> What this task involves
State how many lines contain "April", and write nothing except that count.

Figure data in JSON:
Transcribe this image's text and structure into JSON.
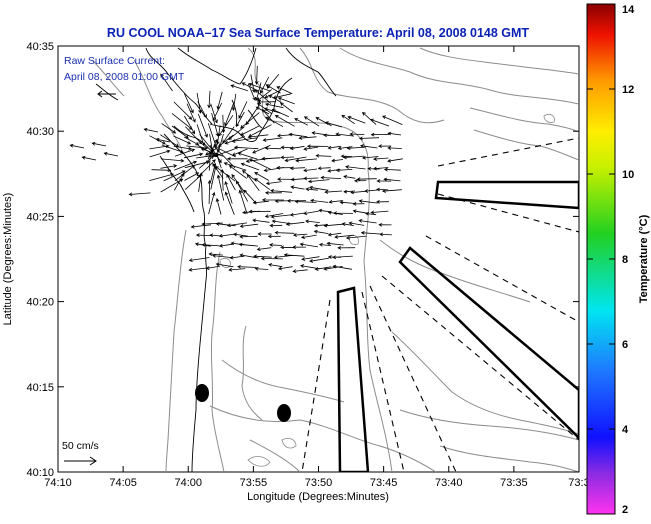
{
  "title": "RU COOL  NOAA–17  Sea Surface Temperature:  April 08, 2008 0148 GMT",
  "annotation": {
    "line1": "Raw Surface Current:",
    "line2": "April 08, 2008 01:00 GMT"
  },
  "scale_label": "50 cm/s",
  "x_axis": {
    "label": "Longitude (Degrees:Minutes)",
    "ticks": [
      "74:10",
      "74:05",
      "74:00",
      "73:55",
      "73:50",
      "73:45",
      "73:40",
      "73:35",
      "73:3"
    ]
  },
  "y_axis": {
    "label": "Latitude (Degrees:Minutes)",
    "ticks": [
      "40:35",
      "40:30",
      "40:25",
      "40:20",
      "40:15",
      "40:10"
    ]
  },
  "colorbar": {
    "label": "Temperature (°C)",
    "min": 2,
    "max": 14,
    "ticks": [
      "14",
      "12",
      "10",
      "8",
      "6",
      "4",
      "2"
    ]
  },
  "colors": {
    "title": "#0b22b4",
    "annotation": "#1a2fb0",
    "frame": "#000000",
    "coast": "#000000",
    "bathymetry": "#8c8c8c"
  }
}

> Finished exercise
2